- Text shown:
** start **

You can bring maturity onto your team as a permanent board member or in a non-executive capacity. But if you expect them to contribute to the funding, thinking and planning of the business, then having a once-a-month non-exec isn't going to be much help. You're better off having permanent maturity on the board – or a non-exec who has invested in the business.

According to Snapes, young management teams should ideally go the permanent rather than non-executive route as their CEO is unlikely to have sufficient experience. But if you've got a strong CEO, then you can afford to have a less involved non-executive presence. “A good choice might be someone with sector-specific knowledge, who can open doors, knows everybody and knows what drives the market,” Snapes suggests.

If you want a mature non-exec, you're spoilt for choice. According to Webster, there are currently 65,000 high calibre directors looking for work as non-execs, who have been made redundant or taken early retirement. Most are financially independent and are now hoping to put something back into the business community. They enjoy coaching and mentoring young management teams. And they don't have to cost much, he insists. “They're not working for money, they're working for the intellectual challenge.”

Just as the saying “old head on young shoulders” suggests, the ideal for any board is to aim for a mix of ages, so that youth and maturity can complement each other. They bring different characteristics, skills and experience to strengthen company leadership.

Maturity can also bring benefits further down the line. According to Andy Harrop of Age Concern, older workers can be better at dealing with customers. They're good at listening and encouraging, so make effective managers. And they often possess the practical, or trade skills, that aren't taught anymore.

** end **

- Supplied data:
** start **

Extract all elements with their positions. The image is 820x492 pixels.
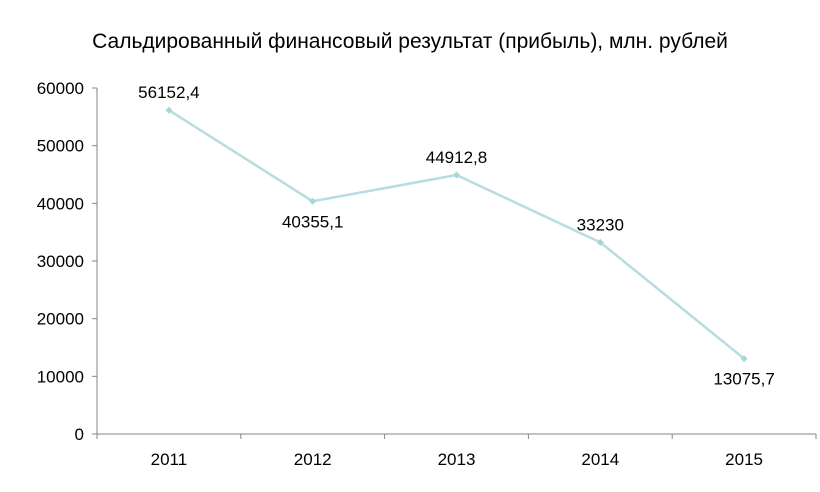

** end **

- What is asked: Can you repeat the part of the passage about board maturity that opens with the words "You can bring" and closes with "in the business.", word for word? Rely only on the passage about board maturity, not on the data.

- The response:
You can bring maturity onto your team as a permanent board member or in a non-executive capacity. But if you expect them to contribute to the funding, thinking and planning of the business, then having a once-a-month non-exec isn't going to be much help. You're better off having permanent maturity on the board – or a non-exec who has invested in the business.